• _What to work on_
Lift every line from the entries that includes the word "zadnjega".

• _Data listing_
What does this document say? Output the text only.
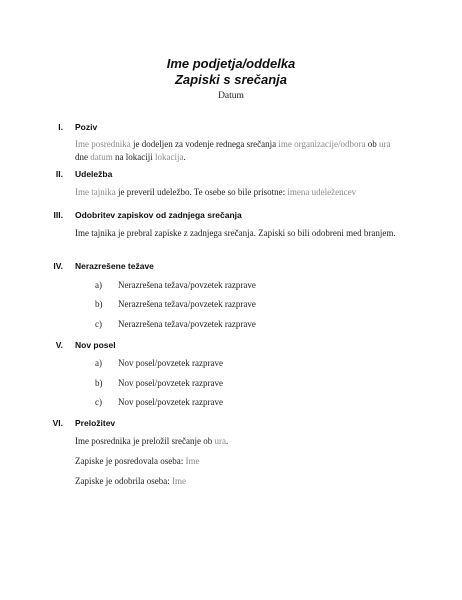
Ime podjetja/oddelka
Zapiski s srečanja
Datum
I. Poziv
Ime posrednika je dodeljen za vodenje rednega srečanja ime organizacije/odbora ob ura dne datum na lokaciji lokacija.
II. Udeležba
Ime tajnika je preveril udeležbo. Te osebe so bile prisotne: imena udeležencev
III. Odobritev zapiskov od zadnjega srečanja
Ime tajnika je prebral zapiske z zadnjega srečanja. Zapiski so bili odobreni med branjem.
IV. Nerazrešene težave
a) Nerazrešena težava/povzetek razprave
b) Nerazrešena težava/povzetek razprave
c) Nerazrešena težava/povzetek razprave
V. Nov posel
a) Nov posel/povzetek razprave
b) Nov posel/povzetek razprave
c) Nov posel/povzetek razprave
VI. Preložitev
Ime posrednika je preložil srečanje ob ura.
Zapiske je posredovala oseba: Ime
Zapiske je odobrila oseba: Ime
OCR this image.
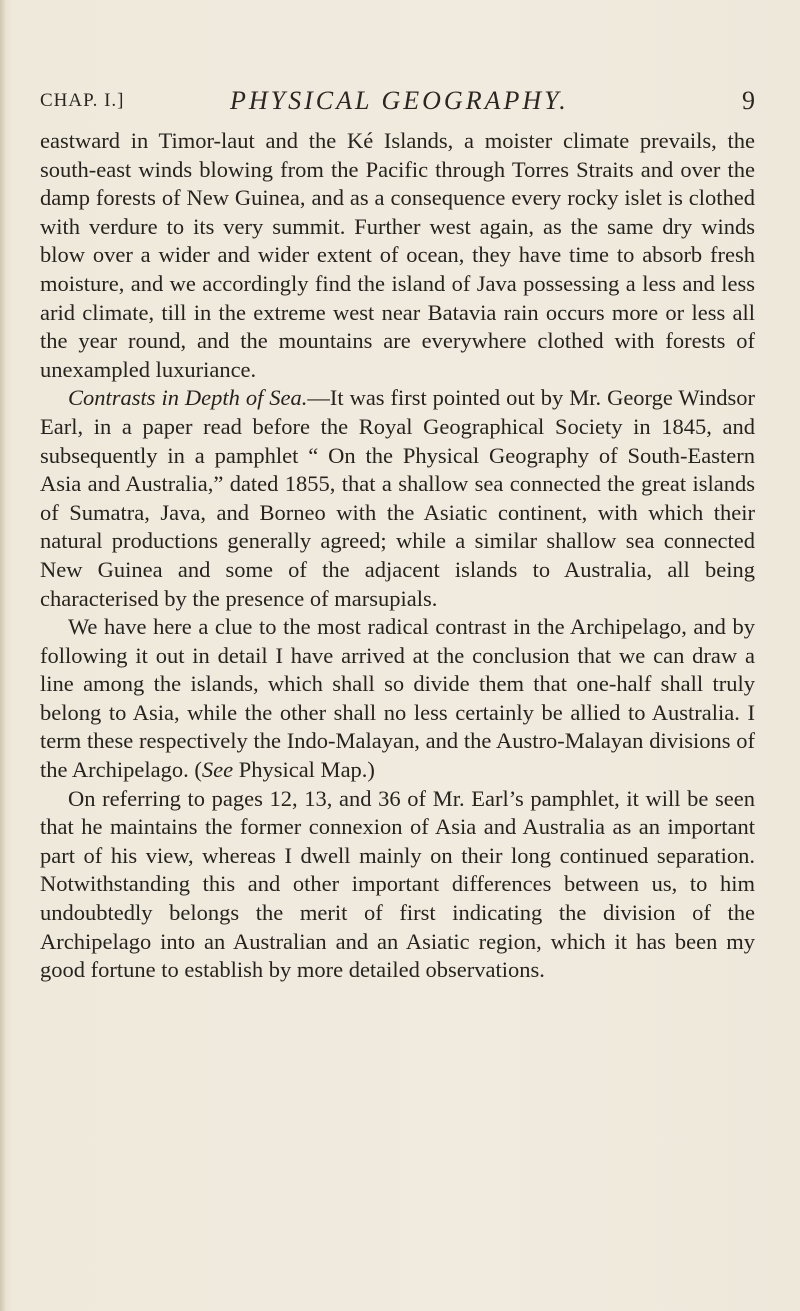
CHAP. I.]	PHYSICAL GEOGRAPHY.	9

eastward in Timor-laut and the Ké Islands, a moister climate prevails, the south-east winds blowing from the Pacific through Torres Straits and over the damp forests of New Guinea, and as a consequence every rocky islet is clothed with verdure to its very summit. Further west again, as the same dry winds blow over a wider and wider extent of ocean, they have time to absorb fresh moisture, and we accordingly find the island of Java possessing a less and less arid climate, till in the extreme west near Batavia rain occurs more or less all the year round, and the mountains are everywhere clothed with forests of unexampled luxuriance.

Contrasts in Depth of Sea.—It was first pointed out by Mr. George Windsor Earl, in a paper read before the Royal Geographical Society in 1845, and subsequently in a pamphlet “ On the Physical Geography of South-Eastern Asia and Australia,” dated 1855, that a shallow sea connected the great islands of Sumatra, Java, and Borneo with the Asiatic continent, with which their natural productions generally agreed; while a similar shallow sea connected New Guinea and some of the adjacent islands to Australia, all being characterised by the presence of marsupials.

We have here a clue to the most radical contrast in the Archipelago, and by following it out in detail I have arrived at the conclusion that we can draw a line among the islands, which shall so divide them that one-half shall truly belong to Asia, while the other shall no less certainly be allied to Australia. I term these respectively the Indo-Malayan, and the Austro-Malayan divisions of the Archipelago. (See Physical Map.)

On referring to pages 12, 13, and 36 of Mr. Earl’s pamphlet, it will be seen that he maintains the former connexion of Asia and Australia as an important part of his view, whereas I dwell mainly on their long continued separation. Notwithstanding this and other important differences between us, to him undoubtedly belongs the merit of first indicating the division of the Archipelago into an Australian and an Asiatic region, which it has been my good fortune to establish by more detailed observations.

• _Task solution_
III. Odobritev zapiskov od zadnjega srečanja
Ime tajnika je prebral zapiske z zadnjega srečanja. Zapiski so bili odobreni med branjem.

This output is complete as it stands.